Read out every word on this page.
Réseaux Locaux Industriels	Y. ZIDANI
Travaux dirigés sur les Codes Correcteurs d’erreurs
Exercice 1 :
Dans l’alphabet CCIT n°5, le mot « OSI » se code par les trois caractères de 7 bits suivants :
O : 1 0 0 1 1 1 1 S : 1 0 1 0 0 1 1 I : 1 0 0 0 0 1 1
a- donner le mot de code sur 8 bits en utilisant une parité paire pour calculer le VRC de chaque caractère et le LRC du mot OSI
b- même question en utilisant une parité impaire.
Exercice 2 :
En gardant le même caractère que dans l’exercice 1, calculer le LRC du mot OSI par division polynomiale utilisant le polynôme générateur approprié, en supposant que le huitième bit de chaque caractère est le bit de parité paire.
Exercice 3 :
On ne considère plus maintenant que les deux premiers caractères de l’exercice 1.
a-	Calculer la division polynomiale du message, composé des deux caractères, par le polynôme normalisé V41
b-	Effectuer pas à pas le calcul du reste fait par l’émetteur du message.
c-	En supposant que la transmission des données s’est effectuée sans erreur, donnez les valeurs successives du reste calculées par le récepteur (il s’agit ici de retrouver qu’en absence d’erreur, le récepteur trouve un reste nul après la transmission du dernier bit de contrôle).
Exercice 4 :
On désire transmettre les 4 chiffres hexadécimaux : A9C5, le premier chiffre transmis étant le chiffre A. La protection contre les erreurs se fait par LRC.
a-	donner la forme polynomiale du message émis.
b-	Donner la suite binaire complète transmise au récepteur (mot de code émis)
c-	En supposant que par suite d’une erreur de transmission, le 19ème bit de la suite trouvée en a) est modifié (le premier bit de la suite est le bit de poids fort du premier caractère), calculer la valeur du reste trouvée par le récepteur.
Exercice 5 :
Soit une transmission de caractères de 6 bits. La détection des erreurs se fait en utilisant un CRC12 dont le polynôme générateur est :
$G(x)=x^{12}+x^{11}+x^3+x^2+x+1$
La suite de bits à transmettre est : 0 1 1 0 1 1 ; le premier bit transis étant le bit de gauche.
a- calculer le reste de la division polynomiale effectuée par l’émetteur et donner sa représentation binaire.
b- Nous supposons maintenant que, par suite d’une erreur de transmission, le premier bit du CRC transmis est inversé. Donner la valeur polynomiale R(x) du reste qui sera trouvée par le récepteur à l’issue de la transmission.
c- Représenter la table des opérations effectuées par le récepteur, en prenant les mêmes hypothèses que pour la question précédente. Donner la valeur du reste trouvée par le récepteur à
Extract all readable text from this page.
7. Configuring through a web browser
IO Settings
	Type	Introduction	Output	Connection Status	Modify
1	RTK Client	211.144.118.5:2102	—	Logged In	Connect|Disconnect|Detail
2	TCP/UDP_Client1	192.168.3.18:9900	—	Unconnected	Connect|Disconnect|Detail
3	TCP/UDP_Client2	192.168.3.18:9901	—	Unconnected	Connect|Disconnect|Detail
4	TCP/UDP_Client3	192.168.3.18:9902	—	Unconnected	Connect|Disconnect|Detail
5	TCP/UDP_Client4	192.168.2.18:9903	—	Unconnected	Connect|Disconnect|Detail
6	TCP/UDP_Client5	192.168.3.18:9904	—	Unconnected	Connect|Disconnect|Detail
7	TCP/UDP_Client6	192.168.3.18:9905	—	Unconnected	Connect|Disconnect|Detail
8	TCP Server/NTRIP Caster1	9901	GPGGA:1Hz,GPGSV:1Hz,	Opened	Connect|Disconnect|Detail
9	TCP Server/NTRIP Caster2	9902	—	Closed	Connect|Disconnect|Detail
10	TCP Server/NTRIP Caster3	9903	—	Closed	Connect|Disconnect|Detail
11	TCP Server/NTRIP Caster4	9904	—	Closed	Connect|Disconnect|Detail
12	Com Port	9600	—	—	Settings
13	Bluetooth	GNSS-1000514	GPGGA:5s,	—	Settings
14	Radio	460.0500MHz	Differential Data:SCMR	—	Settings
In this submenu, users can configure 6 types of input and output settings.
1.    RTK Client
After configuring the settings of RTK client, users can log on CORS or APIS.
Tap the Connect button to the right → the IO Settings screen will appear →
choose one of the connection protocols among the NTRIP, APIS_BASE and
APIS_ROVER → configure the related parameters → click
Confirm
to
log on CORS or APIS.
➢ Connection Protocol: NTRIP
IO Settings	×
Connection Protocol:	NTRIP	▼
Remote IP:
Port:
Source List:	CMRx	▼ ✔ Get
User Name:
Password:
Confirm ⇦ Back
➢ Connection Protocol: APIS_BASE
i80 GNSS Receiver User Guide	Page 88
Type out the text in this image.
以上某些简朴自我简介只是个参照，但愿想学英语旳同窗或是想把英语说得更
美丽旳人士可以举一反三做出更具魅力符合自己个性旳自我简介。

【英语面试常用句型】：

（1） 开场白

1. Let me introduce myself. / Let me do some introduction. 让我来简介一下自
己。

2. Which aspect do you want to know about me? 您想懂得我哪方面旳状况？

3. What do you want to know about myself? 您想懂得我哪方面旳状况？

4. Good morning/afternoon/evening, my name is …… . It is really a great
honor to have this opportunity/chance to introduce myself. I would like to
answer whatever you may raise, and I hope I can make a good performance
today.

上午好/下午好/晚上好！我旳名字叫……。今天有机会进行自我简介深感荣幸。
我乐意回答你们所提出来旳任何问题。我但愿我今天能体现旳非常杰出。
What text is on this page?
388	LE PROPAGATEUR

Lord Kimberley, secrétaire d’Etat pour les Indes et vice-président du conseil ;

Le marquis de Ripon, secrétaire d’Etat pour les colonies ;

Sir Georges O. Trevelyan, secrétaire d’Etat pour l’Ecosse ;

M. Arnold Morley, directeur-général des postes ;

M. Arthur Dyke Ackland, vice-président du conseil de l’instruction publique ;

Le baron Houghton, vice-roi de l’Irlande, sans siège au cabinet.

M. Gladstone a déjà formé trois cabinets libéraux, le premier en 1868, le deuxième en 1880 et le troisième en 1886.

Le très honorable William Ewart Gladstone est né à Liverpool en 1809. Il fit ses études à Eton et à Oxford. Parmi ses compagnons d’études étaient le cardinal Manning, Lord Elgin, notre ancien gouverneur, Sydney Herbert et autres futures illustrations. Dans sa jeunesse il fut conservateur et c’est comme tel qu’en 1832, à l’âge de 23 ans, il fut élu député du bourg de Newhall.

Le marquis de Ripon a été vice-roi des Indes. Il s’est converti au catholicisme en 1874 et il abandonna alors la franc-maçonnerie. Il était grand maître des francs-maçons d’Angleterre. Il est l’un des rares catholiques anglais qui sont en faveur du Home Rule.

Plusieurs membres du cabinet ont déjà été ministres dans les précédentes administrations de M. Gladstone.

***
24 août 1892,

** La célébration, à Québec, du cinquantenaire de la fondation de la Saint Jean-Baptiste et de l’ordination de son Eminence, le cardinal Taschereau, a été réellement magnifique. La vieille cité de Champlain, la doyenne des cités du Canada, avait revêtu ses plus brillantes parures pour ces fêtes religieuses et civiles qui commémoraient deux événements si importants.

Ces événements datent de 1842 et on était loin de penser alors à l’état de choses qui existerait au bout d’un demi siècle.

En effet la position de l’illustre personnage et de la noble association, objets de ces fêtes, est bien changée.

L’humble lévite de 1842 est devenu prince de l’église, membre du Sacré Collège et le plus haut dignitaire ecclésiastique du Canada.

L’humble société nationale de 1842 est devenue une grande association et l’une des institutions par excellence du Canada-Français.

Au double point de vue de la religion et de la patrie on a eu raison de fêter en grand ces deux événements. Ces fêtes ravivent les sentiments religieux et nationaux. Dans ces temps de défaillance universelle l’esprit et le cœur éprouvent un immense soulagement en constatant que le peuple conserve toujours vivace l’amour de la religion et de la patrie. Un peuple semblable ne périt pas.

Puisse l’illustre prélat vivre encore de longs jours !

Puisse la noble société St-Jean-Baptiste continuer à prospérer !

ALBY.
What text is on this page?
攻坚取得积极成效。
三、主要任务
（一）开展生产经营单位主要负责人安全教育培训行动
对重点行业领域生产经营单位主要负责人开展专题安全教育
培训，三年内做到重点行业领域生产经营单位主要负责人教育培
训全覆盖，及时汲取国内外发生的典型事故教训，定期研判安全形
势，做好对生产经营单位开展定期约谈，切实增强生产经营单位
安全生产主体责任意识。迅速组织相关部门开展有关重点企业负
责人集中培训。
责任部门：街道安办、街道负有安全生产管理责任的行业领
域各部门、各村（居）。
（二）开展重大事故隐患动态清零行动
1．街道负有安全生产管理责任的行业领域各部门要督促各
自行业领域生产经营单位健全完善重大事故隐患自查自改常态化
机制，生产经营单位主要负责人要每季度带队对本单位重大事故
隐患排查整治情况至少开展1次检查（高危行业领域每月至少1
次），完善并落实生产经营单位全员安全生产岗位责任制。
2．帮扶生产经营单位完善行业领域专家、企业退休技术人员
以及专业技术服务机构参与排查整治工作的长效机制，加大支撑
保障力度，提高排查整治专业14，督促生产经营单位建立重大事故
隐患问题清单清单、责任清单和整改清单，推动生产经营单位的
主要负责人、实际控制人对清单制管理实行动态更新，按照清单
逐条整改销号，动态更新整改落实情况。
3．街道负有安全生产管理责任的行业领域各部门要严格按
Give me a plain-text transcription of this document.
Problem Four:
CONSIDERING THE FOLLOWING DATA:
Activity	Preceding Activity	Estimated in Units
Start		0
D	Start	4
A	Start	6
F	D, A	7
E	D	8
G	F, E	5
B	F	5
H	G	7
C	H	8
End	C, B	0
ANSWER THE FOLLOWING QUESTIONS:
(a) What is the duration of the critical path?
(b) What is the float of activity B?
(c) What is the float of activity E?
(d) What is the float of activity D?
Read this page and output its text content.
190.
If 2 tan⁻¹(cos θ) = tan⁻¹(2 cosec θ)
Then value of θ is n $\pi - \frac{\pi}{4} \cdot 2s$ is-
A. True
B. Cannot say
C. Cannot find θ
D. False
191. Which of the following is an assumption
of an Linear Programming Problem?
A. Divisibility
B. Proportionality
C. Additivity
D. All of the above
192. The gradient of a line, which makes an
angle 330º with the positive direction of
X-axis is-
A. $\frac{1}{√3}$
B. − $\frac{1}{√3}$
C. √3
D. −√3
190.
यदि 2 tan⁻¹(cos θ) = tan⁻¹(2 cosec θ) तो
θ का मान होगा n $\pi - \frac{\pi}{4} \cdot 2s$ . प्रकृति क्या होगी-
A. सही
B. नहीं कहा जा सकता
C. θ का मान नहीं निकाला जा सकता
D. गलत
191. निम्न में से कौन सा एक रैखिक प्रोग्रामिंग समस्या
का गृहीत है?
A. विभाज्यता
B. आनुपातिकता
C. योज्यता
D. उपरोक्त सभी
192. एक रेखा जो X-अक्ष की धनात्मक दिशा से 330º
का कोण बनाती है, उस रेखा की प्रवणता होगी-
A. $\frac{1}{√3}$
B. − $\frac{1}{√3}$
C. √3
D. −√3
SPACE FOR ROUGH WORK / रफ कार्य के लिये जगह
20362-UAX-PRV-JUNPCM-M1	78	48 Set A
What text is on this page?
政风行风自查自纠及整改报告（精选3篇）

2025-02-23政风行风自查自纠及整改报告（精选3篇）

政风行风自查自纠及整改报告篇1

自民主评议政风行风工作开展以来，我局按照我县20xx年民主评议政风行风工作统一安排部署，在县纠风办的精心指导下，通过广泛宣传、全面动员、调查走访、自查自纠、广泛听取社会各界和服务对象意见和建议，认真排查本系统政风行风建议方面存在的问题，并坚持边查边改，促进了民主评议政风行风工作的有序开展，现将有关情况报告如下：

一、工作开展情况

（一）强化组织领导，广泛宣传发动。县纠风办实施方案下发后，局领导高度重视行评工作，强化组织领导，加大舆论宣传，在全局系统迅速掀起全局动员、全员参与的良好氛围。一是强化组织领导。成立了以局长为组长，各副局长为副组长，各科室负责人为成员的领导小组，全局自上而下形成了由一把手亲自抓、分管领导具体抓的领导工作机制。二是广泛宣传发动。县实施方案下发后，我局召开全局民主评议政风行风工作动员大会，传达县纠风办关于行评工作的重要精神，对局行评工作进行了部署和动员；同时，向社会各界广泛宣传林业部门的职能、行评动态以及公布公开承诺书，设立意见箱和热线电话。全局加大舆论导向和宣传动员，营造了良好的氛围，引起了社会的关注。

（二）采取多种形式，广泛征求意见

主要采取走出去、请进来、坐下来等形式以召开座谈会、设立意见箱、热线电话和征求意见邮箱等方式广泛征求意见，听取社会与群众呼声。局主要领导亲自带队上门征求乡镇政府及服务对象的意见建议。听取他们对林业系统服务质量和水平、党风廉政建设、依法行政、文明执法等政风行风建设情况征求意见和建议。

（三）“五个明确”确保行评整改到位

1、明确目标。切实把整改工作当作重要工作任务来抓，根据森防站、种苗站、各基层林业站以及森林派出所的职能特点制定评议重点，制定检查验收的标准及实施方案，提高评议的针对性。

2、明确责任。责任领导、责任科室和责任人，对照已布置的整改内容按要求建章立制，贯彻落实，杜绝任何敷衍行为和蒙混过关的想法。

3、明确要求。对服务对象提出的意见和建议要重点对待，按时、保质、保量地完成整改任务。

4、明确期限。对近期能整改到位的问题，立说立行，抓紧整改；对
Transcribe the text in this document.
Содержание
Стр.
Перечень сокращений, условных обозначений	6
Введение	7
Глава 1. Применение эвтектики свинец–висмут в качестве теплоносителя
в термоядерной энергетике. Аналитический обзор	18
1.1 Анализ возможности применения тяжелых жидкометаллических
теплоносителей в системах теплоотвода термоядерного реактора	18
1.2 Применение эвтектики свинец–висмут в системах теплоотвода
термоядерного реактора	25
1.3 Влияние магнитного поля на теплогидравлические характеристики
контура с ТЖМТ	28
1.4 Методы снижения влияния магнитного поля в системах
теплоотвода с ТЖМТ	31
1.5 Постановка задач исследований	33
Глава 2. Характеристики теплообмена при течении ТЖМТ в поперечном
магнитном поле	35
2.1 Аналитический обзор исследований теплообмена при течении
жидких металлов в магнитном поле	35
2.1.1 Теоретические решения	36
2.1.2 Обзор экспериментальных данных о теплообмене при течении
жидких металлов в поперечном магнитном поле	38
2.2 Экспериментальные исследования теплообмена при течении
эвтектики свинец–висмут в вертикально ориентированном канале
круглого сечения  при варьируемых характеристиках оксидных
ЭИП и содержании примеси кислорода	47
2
* * * *
» **What you will do**: Go through the records and gather the lines that hold "эвтектики".

» **Solution to this exercise**:
Глава 1. Применение эвтектики свинец–висмут в качестве теплоносителя
1.2 Применение эвтектики свинец–висмут в системах теплоотвода
эвтектики свинец–висмут в вертикально ориентированном канале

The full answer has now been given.